* _WRITTEN EXERCISE_
Sift the listing for lines that hold the string "μ₂ν₀" and pull them out.

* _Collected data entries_
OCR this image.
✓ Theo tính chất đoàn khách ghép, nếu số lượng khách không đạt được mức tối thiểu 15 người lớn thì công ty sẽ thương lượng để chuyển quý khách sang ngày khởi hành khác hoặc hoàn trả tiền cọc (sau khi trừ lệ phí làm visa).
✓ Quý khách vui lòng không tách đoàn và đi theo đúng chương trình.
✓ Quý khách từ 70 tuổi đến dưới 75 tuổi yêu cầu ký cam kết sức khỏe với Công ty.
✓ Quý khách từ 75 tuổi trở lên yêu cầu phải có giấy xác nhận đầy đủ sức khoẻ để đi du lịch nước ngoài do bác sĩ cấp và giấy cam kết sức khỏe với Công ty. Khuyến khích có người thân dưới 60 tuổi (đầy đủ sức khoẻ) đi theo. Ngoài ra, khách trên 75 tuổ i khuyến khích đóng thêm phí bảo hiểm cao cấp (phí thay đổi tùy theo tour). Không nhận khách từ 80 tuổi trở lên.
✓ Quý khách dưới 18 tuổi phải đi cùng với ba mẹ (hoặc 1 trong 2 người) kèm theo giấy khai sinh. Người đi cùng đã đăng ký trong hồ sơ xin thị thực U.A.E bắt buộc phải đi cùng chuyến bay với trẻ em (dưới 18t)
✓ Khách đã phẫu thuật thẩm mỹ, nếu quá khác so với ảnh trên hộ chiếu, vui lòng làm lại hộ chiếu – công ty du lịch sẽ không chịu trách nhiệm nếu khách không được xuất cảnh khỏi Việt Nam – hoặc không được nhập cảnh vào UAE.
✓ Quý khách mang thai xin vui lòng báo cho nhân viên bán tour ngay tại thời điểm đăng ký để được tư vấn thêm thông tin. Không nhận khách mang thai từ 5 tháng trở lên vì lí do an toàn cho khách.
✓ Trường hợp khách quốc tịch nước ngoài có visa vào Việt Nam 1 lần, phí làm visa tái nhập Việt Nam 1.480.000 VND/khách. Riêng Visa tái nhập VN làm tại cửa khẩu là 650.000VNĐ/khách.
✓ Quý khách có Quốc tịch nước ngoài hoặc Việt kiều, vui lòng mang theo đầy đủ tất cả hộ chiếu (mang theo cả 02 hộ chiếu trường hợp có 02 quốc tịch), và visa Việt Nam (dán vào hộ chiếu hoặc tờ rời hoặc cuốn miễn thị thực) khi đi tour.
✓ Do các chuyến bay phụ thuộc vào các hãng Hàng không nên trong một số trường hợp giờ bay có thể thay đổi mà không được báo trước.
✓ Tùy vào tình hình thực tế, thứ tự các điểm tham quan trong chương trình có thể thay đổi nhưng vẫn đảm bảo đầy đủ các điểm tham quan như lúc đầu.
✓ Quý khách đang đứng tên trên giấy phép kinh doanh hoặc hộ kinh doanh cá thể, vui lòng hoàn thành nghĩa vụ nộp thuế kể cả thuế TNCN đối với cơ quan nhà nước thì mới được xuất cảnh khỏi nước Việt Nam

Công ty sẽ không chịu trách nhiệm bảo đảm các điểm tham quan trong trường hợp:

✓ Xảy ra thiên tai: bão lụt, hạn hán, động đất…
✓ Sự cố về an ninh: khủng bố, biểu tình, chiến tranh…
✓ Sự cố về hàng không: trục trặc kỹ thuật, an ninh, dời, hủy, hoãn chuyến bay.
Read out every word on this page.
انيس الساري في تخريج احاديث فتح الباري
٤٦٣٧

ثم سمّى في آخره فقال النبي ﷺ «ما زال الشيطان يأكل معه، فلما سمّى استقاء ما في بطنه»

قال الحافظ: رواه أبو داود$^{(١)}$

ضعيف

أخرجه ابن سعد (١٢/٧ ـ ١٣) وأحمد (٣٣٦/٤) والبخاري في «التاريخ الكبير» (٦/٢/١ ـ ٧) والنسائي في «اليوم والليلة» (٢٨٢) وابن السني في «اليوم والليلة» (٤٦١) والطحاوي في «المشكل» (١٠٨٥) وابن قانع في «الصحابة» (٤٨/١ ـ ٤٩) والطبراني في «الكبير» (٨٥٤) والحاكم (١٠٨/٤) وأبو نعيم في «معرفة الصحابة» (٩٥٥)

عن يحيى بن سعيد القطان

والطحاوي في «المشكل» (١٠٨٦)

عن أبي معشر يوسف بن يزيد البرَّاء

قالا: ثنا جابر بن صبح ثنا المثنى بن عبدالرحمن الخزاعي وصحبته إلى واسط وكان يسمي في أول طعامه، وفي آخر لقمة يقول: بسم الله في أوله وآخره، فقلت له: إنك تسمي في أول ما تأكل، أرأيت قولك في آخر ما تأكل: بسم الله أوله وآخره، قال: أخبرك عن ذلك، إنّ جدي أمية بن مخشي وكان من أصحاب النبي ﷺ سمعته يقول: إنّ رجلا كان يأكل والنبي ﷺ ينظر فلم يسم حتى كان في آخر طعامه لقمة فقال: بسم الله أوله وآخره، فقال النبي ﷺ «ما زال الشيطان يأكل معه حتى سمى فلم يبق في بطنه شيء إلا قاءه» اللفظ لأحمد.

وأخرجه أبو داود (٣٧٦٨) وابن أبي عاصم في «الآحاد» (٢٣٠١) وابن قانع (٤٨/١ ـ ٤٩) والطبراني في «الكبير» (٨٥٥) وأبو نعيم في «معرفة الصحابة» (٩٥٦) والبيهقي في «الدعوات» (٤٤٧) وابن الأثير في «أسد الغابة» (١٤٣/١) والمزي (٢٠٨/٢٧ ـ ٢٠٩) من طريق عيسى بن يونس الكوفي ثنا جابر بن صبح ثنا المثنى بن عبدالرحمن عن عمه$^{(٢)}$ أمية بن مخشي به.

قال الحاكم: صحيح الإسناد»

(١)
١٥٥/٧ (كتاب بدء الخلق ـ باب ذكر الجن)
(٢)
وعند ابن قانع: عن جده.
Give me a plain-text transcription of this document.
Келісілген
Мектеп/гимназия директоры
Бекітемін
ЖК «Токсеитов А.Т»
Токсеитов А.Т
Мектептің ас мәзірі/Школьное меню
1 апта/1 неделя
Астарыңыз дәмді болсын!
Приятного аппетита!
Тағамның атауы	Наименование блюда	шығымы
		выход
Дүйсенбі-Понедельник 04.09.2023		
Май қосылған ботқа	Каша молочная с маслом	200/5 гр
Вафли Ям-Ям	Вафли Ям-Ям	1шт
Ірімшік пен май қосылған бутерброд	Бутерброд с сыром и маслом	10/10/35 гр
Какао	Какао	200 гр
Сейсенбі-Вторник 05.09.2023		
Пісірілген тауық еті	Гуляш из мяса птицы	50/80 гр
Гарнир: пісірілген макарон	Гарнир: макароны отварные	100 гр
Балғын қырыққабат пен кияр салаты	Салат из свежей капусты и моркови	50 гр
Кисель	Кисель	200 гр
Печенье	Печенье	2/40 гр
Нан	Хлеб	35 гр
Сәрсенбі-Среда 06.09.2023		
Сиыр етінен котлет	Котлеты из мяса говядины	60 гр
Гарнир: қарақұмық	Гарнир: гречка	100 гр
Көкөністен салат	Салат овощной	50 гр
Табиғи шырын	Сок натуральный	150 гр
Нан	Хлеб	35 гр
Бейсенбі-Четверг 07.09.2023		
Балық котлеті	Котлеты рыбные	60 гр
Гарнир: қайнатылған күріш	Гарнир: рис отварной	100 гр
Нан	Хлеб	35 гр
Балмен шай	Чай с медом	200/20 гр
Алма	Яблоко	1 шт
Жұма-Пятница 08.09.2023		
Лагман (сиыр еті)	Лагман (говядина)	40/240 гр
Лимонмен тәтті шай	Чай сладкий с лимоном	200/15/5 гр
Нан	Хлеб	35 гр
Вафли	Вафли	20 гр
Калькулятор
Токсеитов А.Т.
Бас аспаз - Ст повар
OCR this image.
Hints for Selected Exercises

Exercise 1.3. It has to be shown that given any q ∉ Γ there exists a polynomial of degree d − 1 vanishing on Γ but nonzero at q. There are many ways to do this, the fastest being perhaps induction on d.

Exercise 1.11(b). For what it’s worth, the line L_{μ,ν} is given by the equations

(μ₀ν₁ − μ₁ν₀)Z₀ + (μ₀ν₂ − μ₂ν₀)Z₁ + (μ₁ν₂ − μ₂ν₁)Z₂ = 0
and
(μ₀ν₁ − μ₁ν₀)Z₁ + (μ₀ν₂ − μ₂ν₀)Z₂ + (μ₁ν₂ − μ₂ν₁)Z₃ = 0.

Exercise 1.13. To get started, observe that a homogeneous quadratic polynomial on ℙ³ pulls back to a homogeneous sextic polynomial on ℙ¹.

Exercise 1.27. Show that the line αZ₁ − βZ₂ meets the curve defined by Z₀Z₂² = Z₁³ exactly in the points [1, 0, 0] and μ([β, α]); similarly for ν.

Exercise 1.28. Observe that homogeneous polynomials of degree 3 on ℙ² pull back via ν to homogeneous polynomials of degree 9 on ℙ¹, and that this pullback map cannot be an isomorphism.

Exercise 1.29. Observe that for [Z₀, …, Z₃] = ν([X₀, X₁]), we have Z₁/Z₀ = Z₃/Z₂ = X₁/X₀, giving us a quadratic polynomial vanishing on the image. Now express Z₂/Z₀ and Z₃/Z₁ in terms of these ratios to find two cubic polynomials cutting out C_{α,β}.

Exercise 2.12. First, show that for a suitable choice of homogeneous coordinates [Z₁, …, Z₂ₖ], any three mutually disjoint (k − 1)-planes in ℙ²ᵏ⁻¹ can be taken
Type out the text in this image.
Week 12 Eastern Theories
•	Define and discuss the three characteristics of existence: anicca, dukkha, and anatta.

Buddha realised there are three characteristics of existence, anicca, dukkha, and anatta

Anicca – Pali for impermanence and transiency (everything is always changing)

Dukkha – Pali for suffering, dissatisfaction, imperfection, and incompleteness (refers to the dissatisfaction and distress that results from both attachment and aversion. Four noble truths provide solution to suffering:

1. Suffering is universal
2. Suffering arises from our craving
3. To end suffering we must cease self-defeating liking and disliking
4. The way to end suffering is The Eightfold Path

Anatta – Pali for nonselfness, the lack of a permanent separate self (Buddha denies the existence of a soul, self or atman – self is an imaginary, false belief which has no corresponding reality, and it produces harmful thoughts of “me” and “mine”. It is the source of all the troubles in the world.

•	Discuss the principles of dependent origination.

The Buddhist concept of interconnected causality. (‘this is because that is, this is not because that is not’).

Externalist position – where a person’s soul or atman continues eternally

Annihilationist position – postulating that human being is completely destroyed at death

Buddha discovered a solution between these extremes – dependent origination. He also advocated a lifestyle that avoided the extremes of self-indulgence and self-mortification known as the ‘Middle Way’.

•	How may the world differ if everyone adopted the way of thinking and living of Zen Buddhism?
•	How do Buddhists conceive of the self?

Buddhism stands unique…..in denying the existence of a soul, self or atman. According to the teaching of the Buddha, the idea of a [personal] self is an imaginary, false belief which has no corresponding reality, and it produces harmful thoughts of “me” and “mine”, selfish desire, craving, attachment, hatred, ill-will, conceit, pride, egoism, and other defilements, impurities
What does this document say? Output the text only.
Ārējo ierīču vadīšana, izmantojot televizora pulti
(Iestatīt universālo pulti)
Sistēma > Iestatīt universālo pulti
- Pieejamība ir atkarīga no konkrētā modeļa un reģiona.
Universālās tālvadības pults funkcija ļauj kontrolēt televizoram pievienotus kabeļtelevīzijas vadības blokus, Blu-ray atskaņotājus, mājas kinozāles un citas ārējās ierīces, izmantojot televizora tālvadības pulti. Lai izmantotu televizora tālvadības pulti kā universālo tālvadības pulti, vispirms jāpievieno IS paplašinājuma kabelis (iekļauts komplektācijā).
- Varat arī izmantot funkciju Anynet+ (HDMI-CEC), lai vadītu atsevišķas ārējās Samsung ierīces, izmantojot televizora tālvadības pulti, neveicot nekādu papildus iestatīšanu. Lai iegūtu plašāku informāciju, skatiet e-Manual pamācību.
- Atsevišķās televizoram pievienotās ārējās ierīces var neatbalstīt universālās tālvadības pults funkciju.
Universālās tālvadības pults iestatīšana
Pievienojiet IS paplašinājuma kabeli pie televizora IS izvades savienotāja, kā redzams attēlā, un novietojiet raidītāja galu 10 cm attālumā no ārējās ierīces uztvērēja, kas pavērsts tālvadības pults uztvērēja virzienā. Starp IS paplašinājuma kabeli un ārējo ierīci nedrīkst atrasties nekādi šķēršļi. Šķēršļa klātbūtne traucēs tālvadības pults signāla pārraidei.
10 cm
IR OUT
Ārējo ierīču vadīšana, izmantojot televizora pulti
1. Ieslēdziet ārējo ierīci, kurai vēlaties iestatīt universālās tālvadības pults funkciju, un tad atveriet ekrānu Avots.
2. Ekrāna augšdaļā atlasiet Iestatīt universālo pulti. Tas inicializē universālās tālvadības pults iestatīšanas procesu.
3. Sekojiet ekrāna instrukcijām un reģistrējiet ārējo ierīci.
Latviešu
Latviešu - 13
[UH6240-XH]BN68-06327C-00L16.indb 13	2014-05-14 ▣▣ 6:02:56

* _WRITTEN RESPONSE_
(μ₀ν₁ − μ₁ν₀)Z₀ + (μ₀ν₂ − μ₂ν₀)Z₁ + (μ₁ν₂ − μ₂ν₁)Z₂ = 0
(μ₀ν₁ − μ₁ν₀)Z₁ + (μ₀ν₂ − μ₂ν₀)Z₂ + (μ₁ν₂ − μ₂ν₁)Z₃ = 0.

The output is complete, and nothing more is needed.